* start Input material *

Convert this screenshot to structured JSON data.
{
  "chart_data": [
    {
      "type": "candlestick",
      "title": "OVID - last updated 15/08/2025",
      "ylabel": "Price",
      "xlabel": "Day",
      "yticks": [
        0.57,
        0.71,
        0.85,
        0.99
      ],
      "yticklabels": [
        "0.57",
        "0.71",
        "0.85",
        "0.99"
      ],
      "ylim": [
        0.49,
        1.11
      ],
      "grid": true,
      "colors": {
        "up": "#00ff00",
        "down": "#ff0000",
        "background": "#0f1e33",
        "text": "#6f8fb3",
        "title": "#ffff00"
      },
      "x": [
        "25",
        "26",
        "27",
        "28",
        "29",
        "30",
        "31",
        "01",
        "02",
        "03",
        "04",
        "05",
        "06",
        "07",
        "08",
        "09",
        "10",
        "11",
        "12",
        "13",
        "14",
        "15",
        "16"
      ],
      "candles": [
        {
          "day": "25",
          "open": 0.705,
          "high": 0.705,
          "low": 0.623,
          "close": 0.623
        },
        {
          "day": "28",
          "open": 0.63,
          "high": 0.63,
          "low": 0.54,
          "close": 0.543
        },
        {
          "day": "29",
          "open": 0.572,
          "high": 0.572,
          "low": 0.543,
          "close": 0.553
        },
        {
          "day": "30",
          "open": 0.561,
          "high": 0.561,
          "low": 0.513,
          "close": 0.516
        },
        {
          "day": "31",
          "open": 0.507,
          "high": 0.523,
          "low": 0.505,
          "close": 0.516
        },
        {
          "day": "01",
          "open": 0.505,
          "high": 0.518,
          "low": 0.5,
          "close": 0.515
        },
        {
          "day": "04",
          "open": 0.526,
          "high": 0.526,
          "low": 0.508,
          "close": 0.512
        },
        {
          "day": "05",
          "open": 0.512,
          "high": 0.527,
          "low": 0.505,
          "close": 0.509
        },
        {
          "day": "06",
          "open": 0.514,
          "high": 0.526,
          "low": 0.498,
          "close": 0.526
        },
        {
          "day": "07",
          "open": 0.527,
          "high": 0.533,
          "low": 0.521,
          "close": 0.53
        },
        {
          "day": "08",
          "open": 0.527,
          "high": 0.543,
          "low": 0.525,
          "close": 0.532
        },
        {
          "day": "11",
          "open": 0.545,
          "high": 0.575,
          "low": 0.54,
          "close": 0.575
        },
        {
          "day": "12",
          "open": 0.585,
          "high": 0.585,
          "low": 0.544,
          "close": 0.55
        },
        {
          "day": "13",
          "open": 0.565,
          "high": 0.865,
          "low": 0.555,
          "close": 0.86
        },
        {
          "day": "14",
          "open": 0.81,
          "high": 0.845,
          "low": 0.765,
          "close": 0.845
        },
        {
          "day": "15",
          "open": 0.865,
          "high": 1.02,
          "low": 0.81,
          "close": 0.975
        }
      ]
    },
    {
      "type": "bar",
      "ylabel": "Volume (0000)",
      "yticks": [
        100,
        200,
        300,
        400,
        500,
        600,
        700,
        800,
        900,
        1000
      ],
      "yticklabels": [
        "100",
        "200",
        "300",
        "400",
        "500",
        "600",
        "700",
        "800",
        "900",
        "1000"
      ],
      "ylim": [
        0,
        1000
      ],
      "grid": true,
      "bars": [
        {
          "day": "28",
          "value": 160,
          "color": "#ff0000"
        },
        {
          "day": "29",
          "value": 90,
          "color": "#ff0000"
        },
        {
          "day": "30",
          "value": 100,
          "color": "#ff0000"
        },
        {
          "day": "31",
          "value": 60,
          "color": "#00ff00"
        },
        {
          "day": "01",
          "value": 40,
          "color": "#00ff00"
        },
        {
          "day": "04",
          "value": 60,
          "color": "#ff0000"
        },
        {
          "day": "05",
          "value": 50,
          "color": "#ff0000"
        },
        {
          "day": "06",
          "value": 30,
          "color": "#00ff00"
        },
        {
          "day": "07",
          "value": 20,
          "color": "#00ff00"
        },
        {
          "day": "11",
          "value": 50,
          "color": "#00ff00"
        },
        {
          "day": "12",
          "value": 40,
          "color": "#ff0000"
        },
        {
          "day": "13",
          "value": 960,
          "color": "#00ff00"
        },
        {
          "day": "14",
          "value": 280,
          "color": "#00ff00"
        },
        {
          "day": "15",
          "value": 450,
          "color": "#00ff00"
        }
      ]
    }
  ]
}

* end Input material *

* _Aim_: Identify and copy all lines with the word "title".

* _Problem solution_:
      "title": "OVID - last updated 15/08/2025",
        "title": "#ffff00"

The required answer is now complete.